Extracted entries:
— START —

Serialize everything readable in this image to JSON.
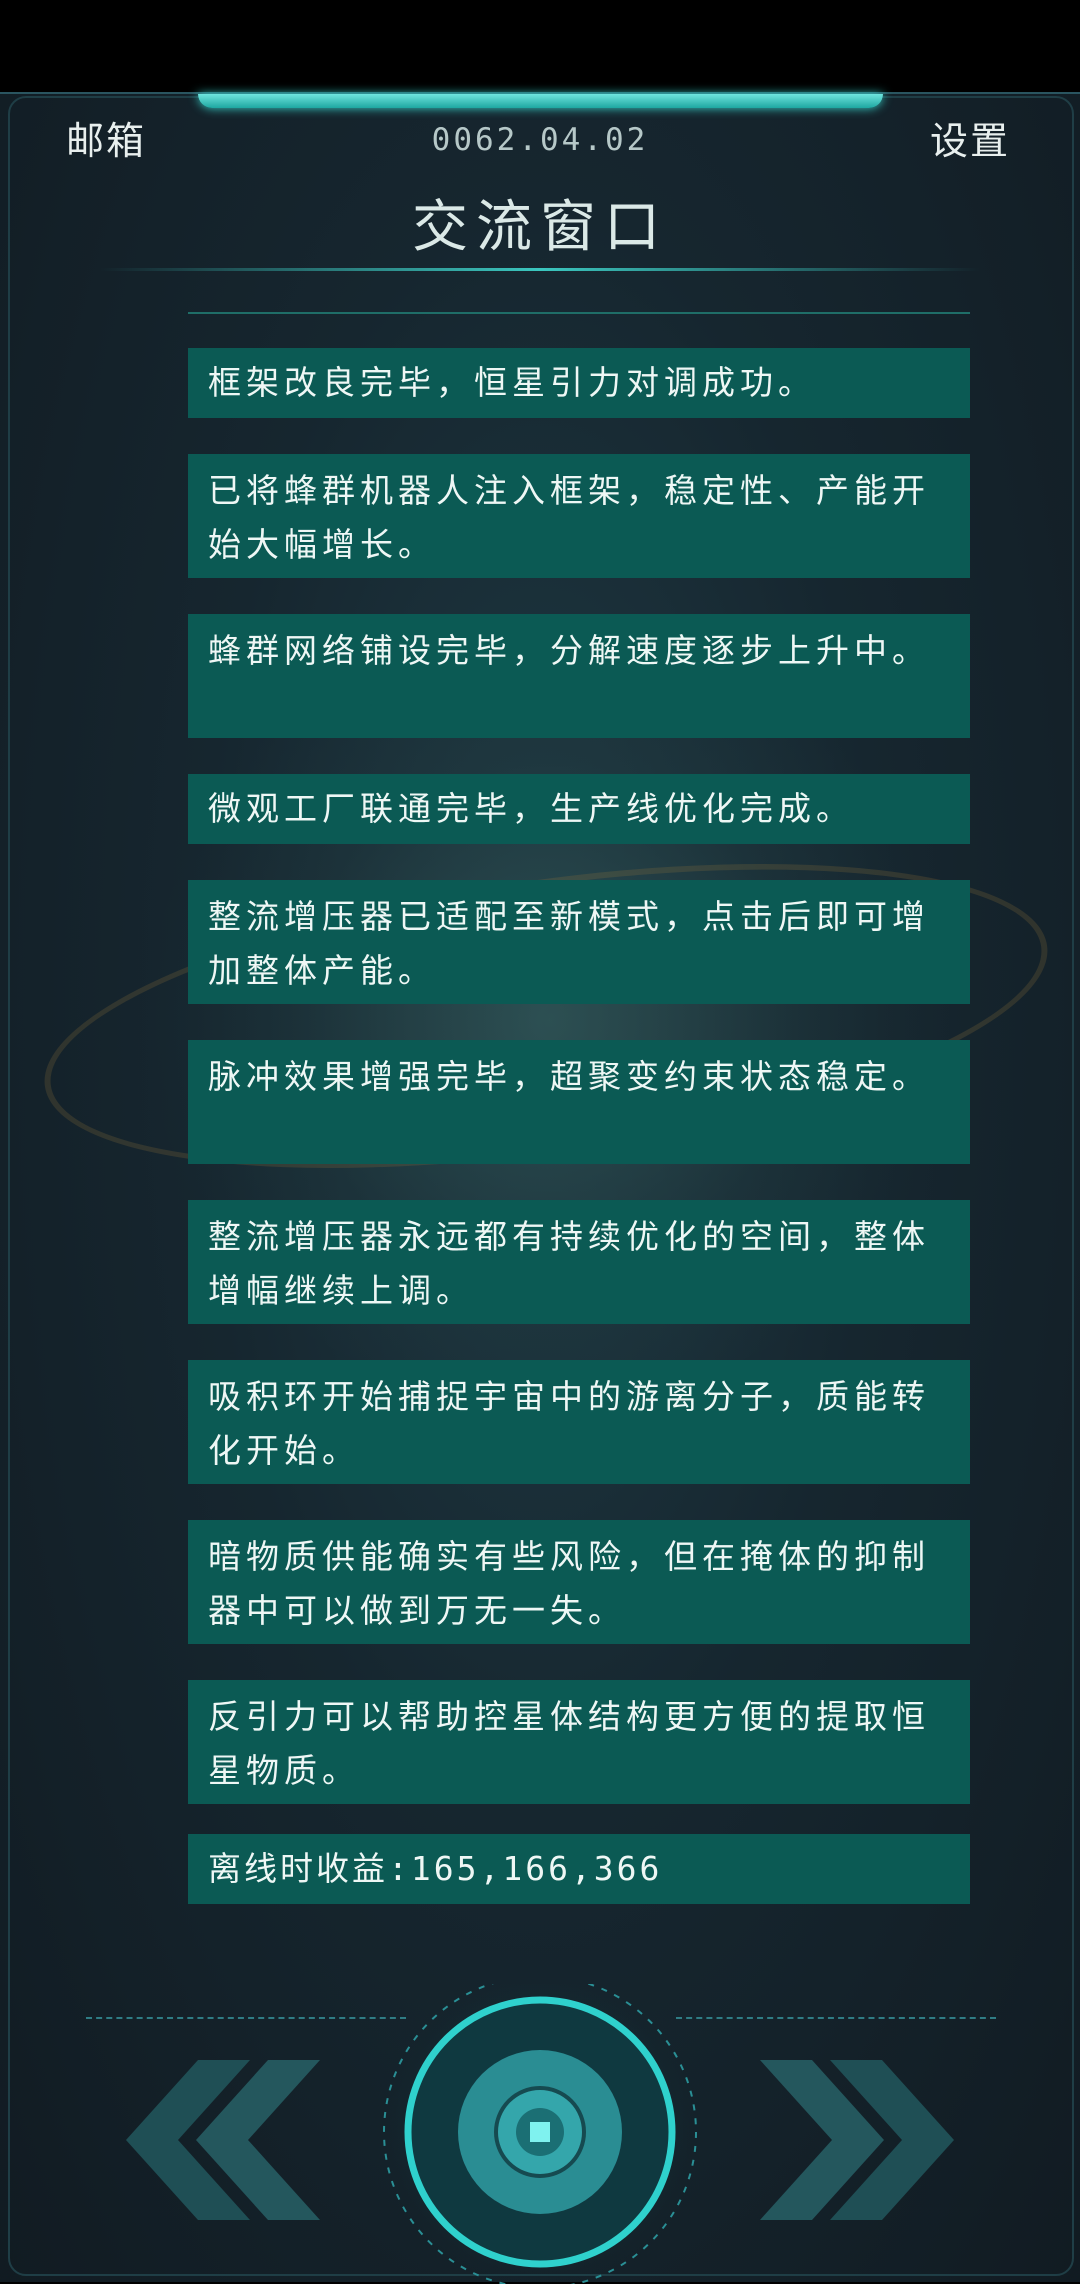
{
  "header": {
    "mail_label": "邮箱",
    "date": "0062.04.02",
    "settings_label": "设置"
  },
  "window_title": "交流窗口",
  "messages": [
    "框架改良完毕，恒星引力对调成功。",
    "已将蜂群机器人注入框架，稳定性、产能开始大幅增长。",
    "蜂群网络铺设完毕，分解速度逐步上升中。",
    "微观工厂联通完毕，生产线优化完成。",
    "整流增压器已适配至新模式，点击后即可增加整体产能。",
    "脉冲效果增强完毕，超聚变约束状态稳定。",
    "整流增压器永远都有持续优化的空间，整体增幅继续上调。",
    "吸积环开始捕捉宇宙中的游离分子，质能转化开始。",
    "暗物质供能确实有些风险，但在掩体的抑制器中可以做到万无一失。",
    "反引力可以帮助控星体结构更方便的提取恒星物质。"
  ],
  "income": "离线时收益:165,166,366",
  "nav": {
    "prev_icon": "double-chevron-left-icon",
    "center_icon": "core-button-icon",
    "next_icon": "double-chevron-right-icon"
  },
  "colors": {
    "accent": "#37d6cf",
    "message_bg": "#0b5a54",
    "frame_bg": "#16262f"
  }
}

— END —

Written task: Make an exact copy of every entry above, minus the images.

Result of the task:
Serialize everything readable in this image to JSON.
{
  "header": {
    "mail_label": "邮箱",
    "date": "0062.04.02",
    "settings_label": "设置"
  },
  "window_title": "交流窗口",
  "messages": [
    "框架改良完毕，恒星引力对调成功。",
    "已将蜂群机器人注入框架，稳定性、产能开始大幅增长。",
    "蜂群网络铺设完毕，分解速度逐步上升中。",
    "微观工厂联通完毕，生产线优化完成。",
    "整流增压器已适配至新模式，点击后即可增加整体产能。",
    "脉冲效果增强完毕，超聚变约束状态稳定。",
    "整流增压器永远都有持续优化的空间，整体增幅继续上调。",
    "吸积环开始捕捉宇宙中的游离分子，质能转化开始。",
    "暗物质供能确实有些风险，但在掩体的抑制器中可以做到万无一失。",
    "反引力可以帮助控星体结构更方便的提取恒星物质。"
  ],
  "income": "离线时收益:165,166,366",
  "nav": {
    "prev_icon": "double-chevron-left-icon",
    "center_icon": "core-button-icon",
    "next_icon": "double-chevron-right-icon"
  },
  "colors": {
    "accent": "#37d6cf",
    "message_bg": "#0b5a54",
    "frame_bg": "#16262f"
  }
}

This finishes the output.